- Required task
Reproduce the records that follow in full, excluding any picture they contain.

......

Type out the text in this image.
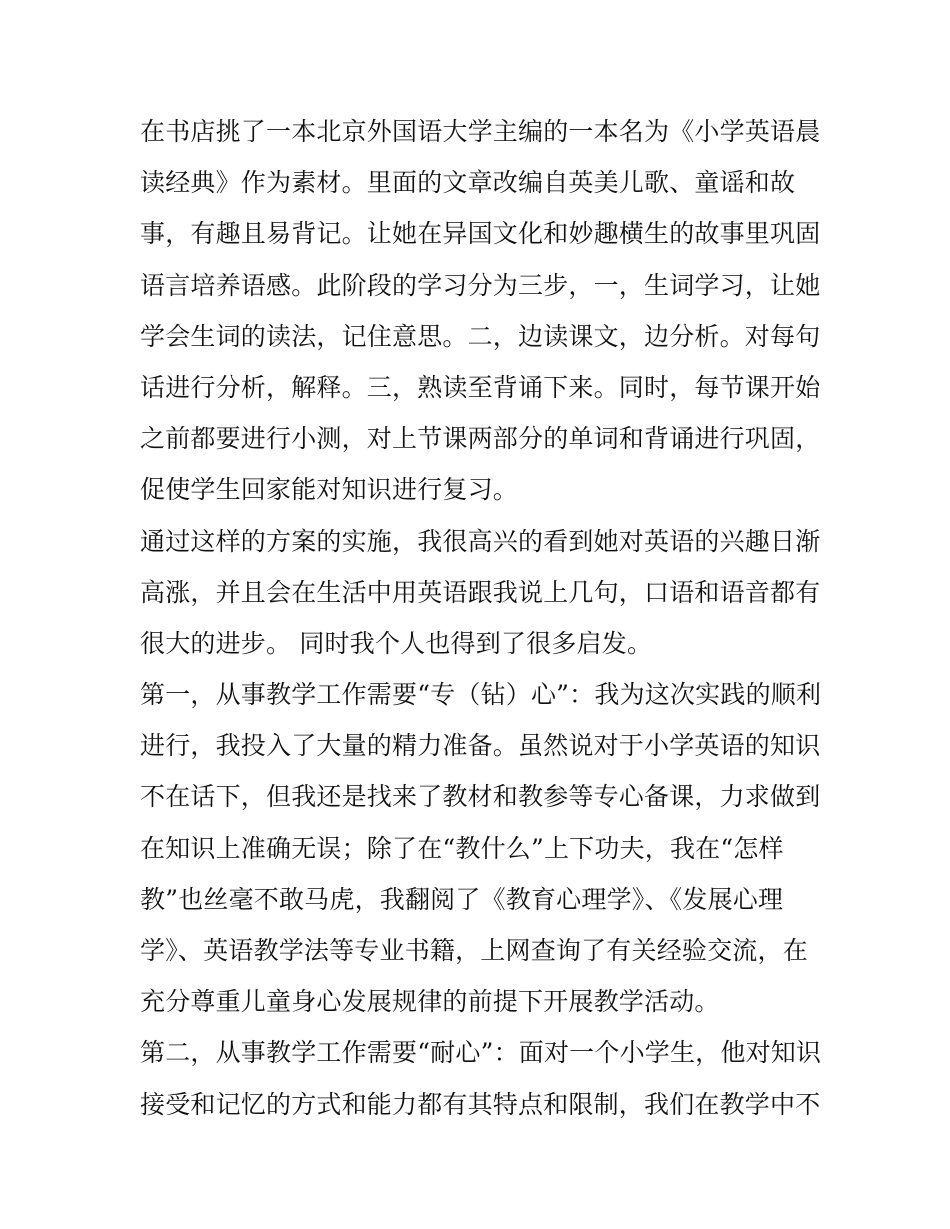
在书店挑了一本北京外国语大学主编的一本名为《小学英语晨
读经典》作为素材。里面的文章改编自英美儿歌、童谣和故
事，有趣且易背记。让她在异国文化和妙趣横生的故事里巩固
语言培养语感。此阶段的学习分为三步，一，生词学习，让她
学会生词的读法，记住意思。二，边读课文，边分析。对每句
话进行分析，解释。三，熟读至背诵下来。同时，每节课开始
之前都要进行小测，对上节课两部分的单词和背诵进行巩固，
促使学生回家能对知识进行复习。
通过这样的方案的实施，我很高兴的看到她对英语的兴趣日渐
高涨，并且会在生活中用英语跟我说上几句，口语和语音都有
很大的进步。 同时我个人也得到了很多启发。
第一，从事教学工作需要“专（钻）心”：我为这次实践的顺利
进行，我投入了大量的精力准备。虽然说对于小学英语的知识
不在话下，但我还是找来了教材和教参等专心备课，力求做到
在知识上准确无误；除了在“教什么”上下功夫，我在“怎样
教”也丝毫不敢马虎，我翻阅了《教育心理学》、《发展心理
学》、英语教学法等专业书籍，上网查询了有关经验交流，在
充分尊重儿童身心发展规律的前提下开展教学活动。
第二，从事教学工作需要“耐心”：面对一个小学生，他对知识
接受和记忆的方式和能力都有其特点和限制，我们在教学中不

......

- Solution to the problem
Type out the text in this image.
在书店挑了一本北京外国语大学主编的一本名为《小学英语晨
读经典》作为素材。里面的文章改编自英美儿歌、童谣和故
事，有趣且易背记。让她在异国文化和妙趣横生的故事里巩固
语言培养语感。此阶段的学习分为三步，一，生词学习，让她
学会生词的读法，记住意思。二，边读课文，边分析。对每句
话进行分析，解释。三，熟读至背诵下来。同时，每节课开始
之前都要进行小测，对上节课两部分的单词和背诵进行巩固，
促使学生回家能对知识进行复习。
通过这样的方案的实施，我很高兴的看到她对英语的兴趣日渐
高涨，并且会在生活中用英语跟我说上几句，口语和语音都有
很大的进步。 同时我个人也得到了很多启发。
第一，从事教学工作需要“专（钻）心”：我为这次实践的顺利
进行，我投入了大量的精力准备。虽然说对于小学英语的知识
不在话下，但我还是找来了教材和教参等专心备课，力求做到
在知识上准确无误；除了在“教什么”上下功夫，我在“怎样
教”也丝毫不敢马虎，我翻阅了《教育心理学》、《发展心理
学》、英语教学法等专业书籍，上网查询了有关经验交流，在
充分尊重儿童身心发展规律的前提下开展教学活动。
第二，从事教学工作需要“耐心”：面对一个小学生，他对知识
接受和记忆的方式和能力都有其特点和限制，我们在教学中不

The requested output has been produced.